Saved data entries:

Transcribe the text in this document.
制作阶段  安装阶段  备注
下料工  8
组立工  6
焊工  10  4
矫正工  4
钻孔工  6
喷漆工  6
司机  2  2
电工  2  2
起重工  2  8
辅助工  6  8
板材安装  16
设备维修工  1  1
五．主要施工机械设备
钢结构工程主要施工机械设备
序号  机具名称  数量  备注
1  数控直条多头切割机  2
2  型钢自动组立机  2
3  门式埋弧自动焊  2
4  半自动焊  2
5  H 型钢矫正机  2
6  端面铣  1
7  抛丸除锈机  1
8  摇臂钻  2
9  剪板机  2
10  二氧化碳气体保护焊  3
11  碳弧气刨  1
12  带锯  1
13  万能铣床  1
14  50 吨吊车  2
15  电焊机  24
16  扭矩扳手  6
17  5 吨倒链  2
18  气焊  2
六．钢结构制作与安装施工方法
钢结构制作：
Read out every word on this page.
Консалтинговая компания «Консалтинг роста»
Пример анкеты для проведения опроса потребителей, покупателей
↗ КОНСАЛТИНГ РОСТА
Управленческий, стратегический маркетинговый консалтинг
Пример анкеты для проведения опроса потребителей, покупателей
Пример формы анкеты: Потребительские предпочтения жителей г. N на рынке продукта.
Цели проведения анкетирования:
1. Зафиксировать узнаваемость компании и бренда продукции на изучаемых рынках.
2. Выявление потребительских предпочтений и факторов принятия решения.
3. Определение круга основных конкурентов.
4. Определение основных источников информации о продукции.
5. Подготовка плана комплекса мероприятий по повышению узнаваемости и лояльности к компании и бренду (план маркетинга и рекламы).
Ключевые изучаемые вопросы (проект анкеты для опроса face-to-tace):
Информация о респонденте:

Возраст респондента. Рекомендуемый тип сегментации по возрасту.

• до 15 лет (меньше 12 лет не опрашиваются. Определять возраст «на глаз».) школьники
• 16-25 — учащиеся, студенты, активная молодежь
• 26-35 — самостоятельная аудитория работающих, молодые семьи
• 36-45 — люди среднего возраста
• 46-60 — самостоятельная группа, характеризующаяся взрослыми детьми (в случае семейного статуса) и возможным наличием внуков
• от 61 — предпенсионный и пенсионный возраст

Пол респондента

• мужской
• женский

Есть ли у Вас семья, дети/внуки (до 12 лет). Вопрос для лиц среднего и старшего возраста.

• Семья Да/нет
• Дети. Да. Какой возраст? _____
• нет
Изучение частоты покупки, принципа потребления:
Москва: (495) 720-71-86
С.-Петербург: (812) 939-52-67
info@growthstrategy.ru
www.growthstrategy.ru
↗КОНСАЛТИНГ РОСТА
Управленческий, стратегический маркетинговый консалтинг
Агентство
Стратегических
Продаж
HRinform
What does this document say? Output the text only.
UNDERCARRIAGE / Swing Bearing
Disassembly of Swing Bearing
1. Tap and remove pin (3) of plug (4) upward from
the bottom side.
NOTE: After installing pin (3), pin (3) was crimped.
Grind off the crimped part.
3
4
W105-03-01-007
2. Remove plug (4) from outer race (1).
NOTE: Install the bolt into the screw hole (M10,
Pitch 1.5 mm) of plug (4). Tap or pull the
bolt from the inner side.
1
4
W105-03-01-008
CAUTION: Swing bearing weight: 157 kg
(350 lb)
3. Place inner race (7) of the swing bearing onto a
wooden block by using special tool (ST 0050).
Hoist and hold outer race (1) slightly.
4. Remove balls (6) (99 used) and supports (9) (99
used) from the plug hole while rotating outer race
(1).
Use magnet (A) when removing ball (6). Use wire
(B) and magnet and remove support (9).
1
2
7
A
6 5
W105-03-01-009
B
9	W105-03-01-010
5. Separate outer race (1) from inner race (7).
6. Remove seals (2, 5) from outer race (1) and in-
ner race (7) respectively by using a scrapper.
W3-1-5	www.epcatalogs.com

EXERCISE DIRECTIONS:
Transcribe all of the entries without altering anything.

WORKED ANSWER:
Transcribe the text in this document.
制作阶段  安装阶段  备注
下料工  8
组立工  6
焊工  10  4
矫正工  4
钻孔工  6
喷漆工  6
司机  2  2
电工  2  2
起重工  2  8
辅助工  6  8
板材安装  16
设备维修工  1  1
五．主要施工机械设备
钢结构工程主要施工机械设备
序号  机具名称  数量  备注
1  数控直条多头切割机  2
2  型钢自动组立机  2
3  门式埋弧自动焊  2
4  半自动焊  2
5  H 型钢矫正机  2
6  端面铣  1
7  抛丸除锈机  1
8  摇臂钻  2
9  剪板机  2
10  二氧化碳气体保护焊  3
11  碳弧气刨  1
12  带锯  1
13  万能铣床  1
14  50 吨吊车  2
15  电焊机  24
16  扭矩扳手  6
17  5 吨倒链  2
18  气焊  2
六．钢结构制作与安装施工方法
钢结构制作：
Read out every word on this page.
Консалтинговая компания «Консалтинг роста»
Пример анкеты для проведения опроса потребителей, покупателей
↗ КОНСАЛТИНГ РОСТА
Управленческий, стратегический маркетинговый консалтинг
Пример анкеты для проведения опроса потребителей, покупателей
Пример формы анкеты: Потребительские предпочтения жителей г. N на рынке продукта.
Цели проведения анкетирования:
1. Зафиксировать узнаваемость компании и бренда продукции на изучаемых рынках.
2. Выявление потребительских предпочтений и факторов принятия решения.
3. Определение круга основных конкурентов.
4. Определение основных источников информации о продукции.
5. Подготовка плана комплекса мероприятий по повышению узнаваемости и лояльности к компании и бренду (план маркетинга и рекламы).
Ключевые изучаемые вопросы (проект анкеты для опроса face-to-tace):
Информация о респонденте:

Возраст респондента. Рекомендуемый тип сегментации по возрасту.

• до 15 лет (меньше 12 лет не опрашиваются. Определять возраст «на глаз».) школьники
• 16-25 — учащиеся, студенты, активная молодежь
• 26-35 — самостоятельная аудитория работающих, молодые семьи
• 36-45 — люди среднего возраста
• 46-60 — самостоятельная группа, характеризующаяся взрослыми детьми (в случае семейного статуса) и возможным наличием внуков
• от 61 — предпенсионный и пенсионный возраст

Пол респондента

• мужской
• женский

Есть ли у Вас семья, дети/внуки (до 12 лет). Вопрос для лиц среднего и старшего возраста.

• Семья Да/нет
• Дети. Да. Какой возраст? _____
• нет
Изучение частоты покупки, принципа потребления:
Москва: (495) 720-71-86
С.-Петербург: (812) 939-52-67
info@growthstrategy.ru
www.growthstrategy.ru
↗КОНСАЛТИНГ РОСТА
Управленческий, стратегический маркетинговый консалтинг
Агентство
Стратегических
Продаж
HRinform
What does this document say? Output the text only.
UNDERCARRIAGE / Swing Bearing
Disassembly of Swing Bearing
1. Tap and remove pin (3) of plug (4) upward from
the bottom side.
NOTE: After installing pin (3), pin (3) was crimped.
Grind off the crimped part.
3
4
W105-03-01-007
2. Remove plug (4) from outer race (1).
NOTE: Install the bolt into the screw hole (M10,
Pitch 1.5 mm) of plug (4). Tap or pull the
bolt from the inner side.
1
4
W105-03-01-008
CAUTION: Swing bearing weight: 157 kg
(350 lb)
3. Place inner race (7) of the swing bearing onto a
wooden block by using special tool (ST 0050).
Hoist and hold outer race (1) slightly.
4. Remove balls (6) (99 used) and supports (9) (99
used) from the plug hole while rotating outer race
(1).
Use magnet (A) when removing ball (6). Use wire
(B) and magnet and remove support (9).
1
2
7
A
6 5
W105-03-01-009
B
9	W105-03-01-010
5. Separate outer race (1) from inner race (7).
6. Remove seals (2, 5) from outer race (1) and in-
ner race (7) respectively by using a scrapper.
W3-1-5	www.epcatalogs.com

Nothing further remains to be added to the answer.